TASK MATERIAL:

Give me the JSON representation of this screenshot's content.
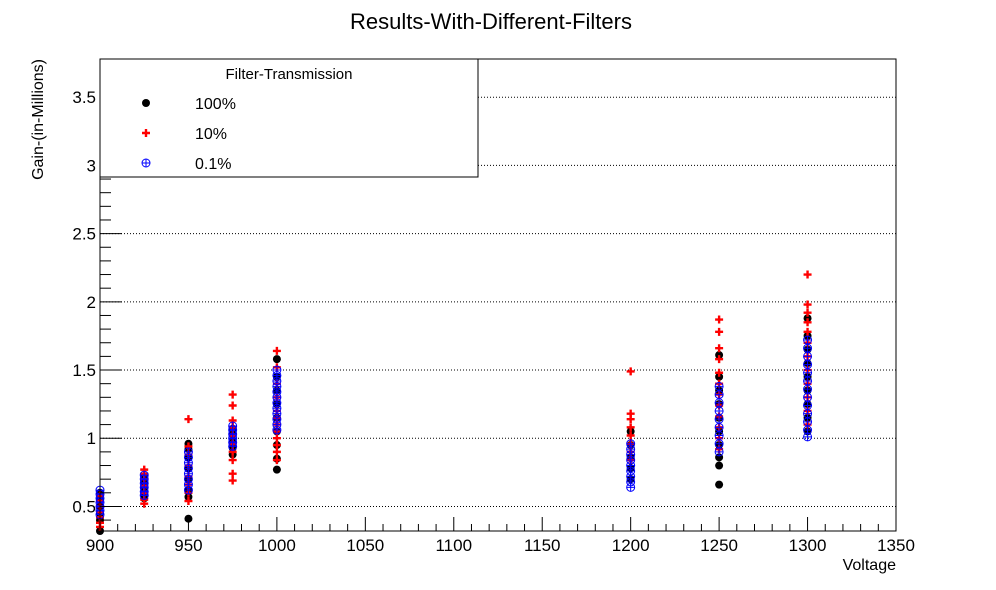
{
  "chart_data": {
    "type": "scatter",
    "title": "Results-With-Different-Filters",
    "xlabel": "Voltage",
    "ylabel": "Gain-(in-Millions)",
    "xlim": [
      900,
      1350
    ],
    "ylim": [
      0.32,
      3.78
    ],
    "x_ticks": [
      900,
      950,
      1000,
      1050,
      1100,
      1150,
      1200,
      1250,
      1300,
      1350
    ],
    "y_ticks": [
      0.5,
      1,
      1.5,
      2,
      2.5,
      3,
      3.5
    ],
    "y_tick_labels": [
      "0.5",
      "1",
      "1.5",
      "2",
      "2.5",
      "3",
      "3.5"
    ],
    "grid": "horizontal-dotted",
    "legend": {
      "title": "Filter-Transmission",
      "placement": "top-left"
    },
    "series": [
      {
        "name": "100%",
        "marker": "filled-circle",
        "color": "#000000",
        "points": [
          [
            900,
            0.32
          ],
          [
            900,
            0.4
          ],
          [
            900,
            0.45
          ],
          [
            900,
            0.5
          ],
          [
            900,
            0.55
          ],
          [
            900,
            0.6
          ],
          [
            925,
            0.56
          ],
          [
            925,
            0.6
          ],
          [
            925,
            0.64
          ],
          [
            925,
            0.68
          ],
          [
            925,
            0.72
          ],
          [
            950,
            0.41
          ],
          [
            950,
            0.57
          ],
          [
            950,
            0.62
          ],
          [
            950,
            0.7
          ],
          [
            950,
            0.78
          ],
          [
            950,
            0.86
          ],
          [
            950,
            0.92
          ],
          [
            950,
            0.96
          ],
          [
            975,
            0.88
          ],
          [
            975,
            0.93
          ],
          [
            975,
            0.98
          ],
          [
            975,
            1.03
          ],
          [
            975,
            1.07
          ],
          [
            1000,
            0.77
          ],
          [
            1000,
            0.85
          ],
          [
            1000,
            0.95
          ],
          [
            1000,
            1.05
          ],
          [
            1000,
            1.15
          ],
          [
            1000,
            1.25
          ],
          [
            1000,
            1.35
          ],
          [
            1000,
            1.45
          ],
          [
            1000,
            1.58
          ],
          [
            1200,
            0.7
          ],
          [
            1200,
            0.78
          ],
          [
            1200,
            0.86
          ],
          [
            1200,
            0.95
          ],
          [
            1200,
            1.05
          ],
          [
            1250,
            0.66
          ],
          [
            1250,
            0.8
          ],
          [
            1250,
            0.86
          ],
          [
            1250,
            0.95
          ],
          [
            1250,
            1.05
          ],
          [
            1250,
            1.15
          ],
          [
            1250,
            1.25
          ],
          [
            1250,
            1.35
          ],
          [
            1250,
            1.45
          ],
          [
            1250,
            1.61
          ],
          [
            1300,
            1.05
          ],
          [
            1300,
            1.15
          ],
          [
            1300,
            1.25
          ],
          [
            1300,
            1.35
          ],
          [
            1300,
            1.45
          ],
          [
            1300,
            1.55
          ],
          [
            1300,
            1.65
          ],
          [
            1300,
            1.75
          ],
          [
            1300,
            1.88
          ]
        ]
      },
      {
        "name": "10%",
        "marker": "plus",
        "color": "#ff0000",
        "points": [
          [
            900,
            0.35
          ],
          [
            900,
            0.38
          ],
          [
            900,
            0.42
          ],
          [
            900,
            0.46
          ],
          [
            900,
            0.5
          ],
          [
            900,
            0.54
          ],
          [
            900,
            0.58
          ],
          [
            925,
            0.52
          ],
          [
            925,
            0.55
          ],
          [
            925,
            0.6
          ],
          [
            925,
            0.65
          ],
          [
            925,
            0.7
          ],
          [
            925,
            0.74
          ],
          [
            925,
            0.77
          ],
          [
            950,
            0.54
          ],
          [
            950,
            0.6
          ],
          [
            950,
            0.66
          ],
          [
            950,
            0.72
          ],
          [
            950,
            0.8
          ],
          [
            950,
            0.88
          ],
          [
            950,
            0.94
          ],
          [
            950,
            1.14
          ],
          [
            975,
            0.69
          ],
          [
            975,
            0.74
          ],
          [
            975,
            0.84
          ],
          [
            975,
            0.9
          ],
          [
            975,
            0.96
          ],
          [
            975,
            1.02
          ],
          [
            975,
            1.08
          ],
          [
            975,
            1.13
          ],
          [
            975,
            1.24
          ],
          [
            975,
            1.32
          ],
          [
            1000,
            0.84
          ],
          [
            1000,
            0.9
          ],
          [
            1000,
            0.95
          ],
          [
            1000,
            1.0
          ],
          [
            1000,
            1.05
          ],
          [
            1000,
            1.1
          ],
          [
            1000,
            1.15
          ],
          [
            1000,
            1.2
          ],
          [
            1000,
            1.3
          ],
          [
            1000,
            1.4
          ],
          [
            1000,
            1.52
          ],
          [
            1000,
            1.64
          ],
          [
            1200,
            0.84
          ],
          [
            1200,
            0.9
          ],
          [
            1200,
            0.96
          ],
          [
            1200,
            1.02
          ],
          [
            1200,
            1.08
          ],
          [
            1200,
            1.14
          ],
          [
            1200,
            1.18
          ],
          [
            1200,
            1.49
          ],
          [
            1250,
            0.92
          ],
          [
            1250,
            1.0
          ],
          [
            1250,
            1.08
          ],
          [
            1250,
            1.16
          ],
          [
            1250,
            1.24
          ],
          [
            1250,
            1.32
          ],
          [
            1250,
            1.4
          ],
          [
            1250,
            1.48
          ],
          [
            1250,
            1.58
          ],
          [
            1250,
            1.66
          ],
          [
            1250,
            1.78
          ],
          [
            1250,
            1.87
          ],
          [
            1300,
            1.1
          ],
          [
            1300,
            1.2
          ],
          [
            1300,
            1.3
          ],
          [
            1300,
            1.4
          ],
          [
            1300,
            1.5
          ],
          [
            1300,
            1.6
          ],
          [
            1300,
            1.7
          ],
          [
            1300,
            1.78
          ],
          [
            1300,
            1.85
          ],
          [
            1300,
            1.92
          ],
          [
            1300,
            1.98
          ],
          [
            1300,
            2.2
          ]
        ]
      },
      {
        "name": "0.1%",
        "marker": "circle-plus",
        "color": "#0000ff",
        "points": [
          [
            900,
            0.44
          ],
          [
            900,
            0.47
          ],
          [
            900,
            0.5
          ],
          [
            900,
            0.53
          ],
          [
            900,
            0.56
          ],
          [
            900,
            0.59
          ],
          [
            900,
            0.62
          ],
          [
            925,
            0.58
          ],
          [
            925,
            0.61
          ],
          [
            925,
            0.64
          ],
          [
            925,
            0.67
          ],
          [
            925,
            0.7
          ],
          [
            925,
            0.73
          ],
          [
            950,
            0.62
          ],
          [
            950,
            0.66
          ],
          [
            950,
            0.7
          ],
          [
            950,
            0.74
          ],
          [
            950,
            0.78
          ],
          [
            950,
            0.82
          ],
          [
            950,
            0.86
          ],
          [
            950,
            0.9
          ],
          [
            975,
            0.94
          ],
          [
            975,
            0.97
          ],
          [
            975,
            1.0
          ],
          [
            975,
            1.03
          ],
          [
            975,
            1.06
          ],
          [
            975,
            1.09
          ],
          [
            1000,
            1.06
          ],
          [
            1000,
            1.1
          ],
          [
            1000,
            1.14
          ],
          [
            1000,
            1.18
          ],
          [
            1000,
            1.22
          ],
          [
            1000,
            1.26
          ],
          [
            1000,
            1.3
          ],
          [
            1000,
            1.34
          ],
          [
            1000,
            1.38
          ],
          [
            1000,
            1.42
          ],
          [
            1000,
            1.46
          ],
          [
            1000,
            1.5
          ],
          [
            1200,
            0.64
          ],
          [
            1200,
            0.68
          ],
          [
            1200,
            0.72
          ],
          [
            1200,
            0.76
          ],
          [
            1200,
            0.8
          ],
          [
            1200,
            0.84
          ],
          [
            1200,
            0.88
          ],
          [
            1200,
            0.92
          ],
          [
            1200,
            0.96
          ],
          [
            1250,
            0.9
          ],
          [
            1250,
            0.96
          ],
          [
            1250,
            1.02
          ],
          [
            1250,
            1.08
          ],
          [
            1250,
            1.14
          ],
          [
            1250,
            1.2
          ],
          [
            1250,
            1.26
          ],
          [
            1250,
            1.32
          ],
          [
            1250,
            1.38
          ],
          [
            1300,
            1.01
          ],
          [
            1300,
            1.06
          ],
          [
            1300,
            1.12
          ],
          [
            1300,
            1.18
          ],
          [
            1300,
            1.24
          ],
          [
            1300,
            1.3
          ],
          [
            1300,
            1.36
          ],
          [
            1300,
            1.42
          ],
          [
            1300,
            1.48
          ],
          [
            1300,
            1.54
          ],
          [
            1300,
            1.6
          ],
          [
            1300,
            1.66
          ],
          [
            1300,
            1.72
          ]
        ]
      }
    ]
  }
}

REQUIREMENT: Return all the lines that contain the string "color".

FULL ANSWER:
        "color": "#000000",
        "color": "#ff0000",
        "color": "#0000ff",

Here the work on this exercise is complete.